> **EXERCISE BRIEF**
Search the data for the word "content" and copy every line that contains it.

Stored items
_ _ _ _ _ _ _

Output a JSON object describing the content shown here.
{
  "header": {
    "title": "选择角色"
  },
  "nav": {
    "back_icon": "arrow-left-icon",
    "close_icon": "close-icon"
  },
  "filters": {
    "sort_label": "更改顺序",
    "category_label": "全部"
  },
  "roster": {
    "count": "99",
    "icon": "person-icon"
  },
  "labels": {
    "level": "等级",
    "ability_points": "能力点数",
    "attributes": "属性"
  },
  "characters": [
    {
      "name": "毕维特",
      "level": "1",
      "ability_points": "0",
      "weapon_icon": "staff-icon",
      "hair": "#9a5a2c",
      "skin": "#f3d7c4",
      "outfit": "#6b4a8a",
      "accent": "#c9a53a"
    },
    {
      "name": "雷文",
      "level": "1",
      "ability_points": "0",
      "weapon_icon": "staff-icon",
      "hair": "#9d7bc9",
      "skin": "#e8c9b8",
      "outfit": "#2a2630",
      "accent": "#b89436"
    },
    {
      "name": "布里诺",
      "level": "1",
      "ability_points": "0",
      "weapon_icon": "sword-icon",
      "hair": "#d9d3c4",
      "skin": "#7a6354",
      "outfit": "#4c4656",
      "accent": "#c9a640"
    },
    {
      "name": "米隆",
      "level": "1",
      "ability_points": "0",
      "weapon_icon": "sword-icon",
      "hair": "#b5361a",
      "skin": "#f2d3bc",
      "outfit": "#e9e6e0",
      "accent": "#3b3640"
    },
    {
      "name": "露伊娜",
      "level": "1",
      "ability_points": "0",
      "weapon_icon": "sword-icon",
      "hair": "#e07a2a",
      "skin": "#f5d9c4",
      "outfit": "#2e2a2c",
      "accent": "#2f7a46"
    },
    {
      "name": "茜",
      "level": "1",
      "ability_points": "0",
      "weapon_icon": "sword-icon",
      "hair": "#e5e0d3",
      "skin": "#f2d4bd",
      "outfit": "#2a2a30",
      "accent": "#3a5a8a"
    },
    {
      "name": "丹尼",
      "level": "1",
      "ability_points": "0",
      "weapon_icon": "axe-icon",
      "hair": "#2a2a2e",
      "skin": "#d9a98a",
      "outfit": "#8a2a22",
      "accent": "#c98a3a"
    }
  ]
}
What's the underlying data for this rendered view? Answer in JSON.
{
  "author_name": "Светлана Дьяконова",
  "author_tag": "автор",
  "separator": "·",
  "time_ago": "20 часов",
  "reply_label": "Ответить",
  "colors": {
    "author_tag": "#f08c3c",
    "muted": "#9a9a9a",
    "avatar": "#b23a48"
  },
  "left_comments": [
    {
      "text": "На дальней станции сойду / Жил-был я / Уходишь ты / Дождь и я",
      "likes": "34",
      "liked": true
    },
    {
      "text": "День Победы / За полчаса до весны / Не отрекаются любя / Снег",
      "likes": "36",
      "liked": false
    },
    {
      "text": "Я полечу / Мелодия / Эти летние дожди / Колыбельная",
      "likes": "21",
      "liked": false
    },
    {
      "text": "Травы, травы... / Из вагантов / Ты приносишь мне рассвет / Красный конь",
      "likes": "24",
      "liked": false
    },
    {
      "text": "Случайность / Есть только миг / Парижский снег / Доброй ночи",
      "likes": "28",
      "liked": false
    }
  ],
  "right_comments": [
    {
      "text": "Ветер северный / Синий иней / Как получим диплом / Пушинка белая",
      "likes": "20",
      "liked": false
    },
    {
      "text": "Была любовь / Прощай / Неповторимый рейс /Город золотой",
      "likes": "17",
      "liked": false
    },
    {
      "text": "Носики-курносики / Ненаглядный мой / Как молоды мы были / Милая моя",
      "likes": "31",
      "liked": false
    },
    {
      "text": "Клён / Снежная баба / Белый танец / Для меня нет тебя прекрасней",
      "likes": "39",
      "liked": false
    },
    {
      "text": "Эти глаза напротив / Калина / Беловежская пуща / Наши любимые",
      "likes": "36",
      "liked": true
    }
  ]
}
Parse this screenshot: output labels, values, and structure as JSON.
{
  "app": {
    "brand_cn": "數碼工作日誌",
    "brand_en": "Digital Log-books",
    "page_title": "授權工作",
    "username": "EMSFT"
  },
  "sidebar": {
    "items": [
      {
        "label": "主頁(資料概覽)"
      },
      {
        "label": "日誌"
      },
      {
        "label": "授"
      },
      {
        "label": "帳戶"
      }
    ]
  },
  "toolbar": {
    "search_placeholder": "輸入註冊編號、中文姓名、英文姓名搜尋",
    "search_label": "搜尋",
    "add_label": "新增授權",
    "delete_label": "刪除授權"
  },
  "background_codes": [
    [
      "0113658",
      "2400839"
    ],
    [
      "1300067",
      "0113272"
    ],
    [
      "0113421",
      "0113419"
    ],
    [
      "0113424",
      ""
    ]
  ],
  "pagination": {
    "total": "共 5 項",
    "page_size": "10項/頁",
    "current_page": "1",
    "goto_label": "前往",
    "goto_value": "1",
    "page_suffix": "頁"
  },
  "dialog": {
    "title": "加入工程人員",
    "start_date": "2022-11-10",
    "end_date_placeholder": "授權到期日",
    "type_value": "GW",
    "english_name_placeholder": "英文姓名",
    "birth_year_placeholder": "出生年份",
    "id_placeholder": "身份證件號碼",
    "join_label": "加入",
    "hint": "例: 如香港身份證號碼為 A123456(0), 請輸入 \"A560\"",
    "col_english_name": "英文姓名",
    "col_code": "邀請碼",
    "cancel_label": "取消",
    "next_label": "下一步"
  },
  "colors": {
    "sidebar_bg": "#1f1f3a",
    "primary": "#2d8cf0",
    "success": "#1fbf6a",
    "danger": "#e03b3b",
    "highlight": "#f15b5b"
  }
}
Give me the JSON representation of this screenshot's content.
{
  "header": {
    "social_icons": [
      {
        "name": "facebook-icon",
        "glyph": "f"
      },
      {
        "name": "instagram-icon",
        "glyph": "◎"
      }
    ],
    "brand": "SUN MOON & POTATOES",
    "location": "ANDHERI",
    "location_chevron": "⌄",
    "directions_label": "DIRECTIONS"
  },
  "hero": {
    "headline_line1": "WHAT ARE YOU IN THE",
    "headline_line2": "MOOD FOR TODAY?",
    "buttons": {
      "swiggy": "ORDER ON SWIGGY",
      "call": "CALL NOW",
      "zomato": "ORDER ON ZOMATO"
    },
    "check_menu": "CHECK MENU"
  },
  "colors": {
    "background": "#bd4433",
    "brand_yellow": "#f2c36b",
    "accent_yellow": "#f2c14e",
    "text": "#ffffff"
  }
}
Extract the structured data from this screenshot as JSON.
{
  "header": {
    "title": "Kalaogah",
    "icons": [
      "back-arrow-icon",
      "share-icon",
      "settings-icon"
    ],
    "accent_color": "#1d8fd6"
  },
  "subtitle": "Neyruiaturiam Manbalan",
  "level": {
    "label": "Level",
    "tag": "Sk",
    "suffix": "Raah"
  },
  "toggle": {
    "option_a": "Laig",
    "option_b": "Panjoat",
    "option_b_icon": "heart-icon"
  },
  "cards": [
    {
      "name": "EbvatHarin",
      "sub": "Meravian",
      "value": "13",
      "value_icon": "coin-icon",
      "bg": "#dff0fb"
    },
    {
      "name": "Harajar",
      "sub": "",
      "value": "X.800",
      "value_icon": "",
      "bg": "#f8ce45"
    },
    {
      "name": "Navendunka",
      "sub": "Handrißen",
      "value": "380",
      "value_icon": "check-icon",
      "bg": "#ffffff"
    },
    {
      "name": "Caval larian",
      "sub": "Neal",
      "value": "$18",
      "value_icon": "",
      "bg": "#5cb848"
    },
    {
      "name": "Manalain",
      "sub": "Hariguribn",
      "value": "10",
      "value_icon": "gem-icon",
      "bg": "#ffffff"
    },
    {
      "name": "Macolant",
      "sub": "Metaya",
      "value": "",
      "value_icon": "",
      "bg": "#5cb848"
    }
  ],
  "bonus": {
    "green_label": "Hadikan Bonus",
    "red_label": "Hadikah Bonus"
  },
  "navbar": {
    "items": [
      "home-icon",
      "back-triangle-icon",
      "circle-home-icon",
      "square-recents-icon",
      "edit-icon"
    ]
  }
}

_ _ _ _ _ _ _

> **TASK OUTPUT**
Output a JSON object describing the content shown here.
Give me the JSON representation of this screenshot's content.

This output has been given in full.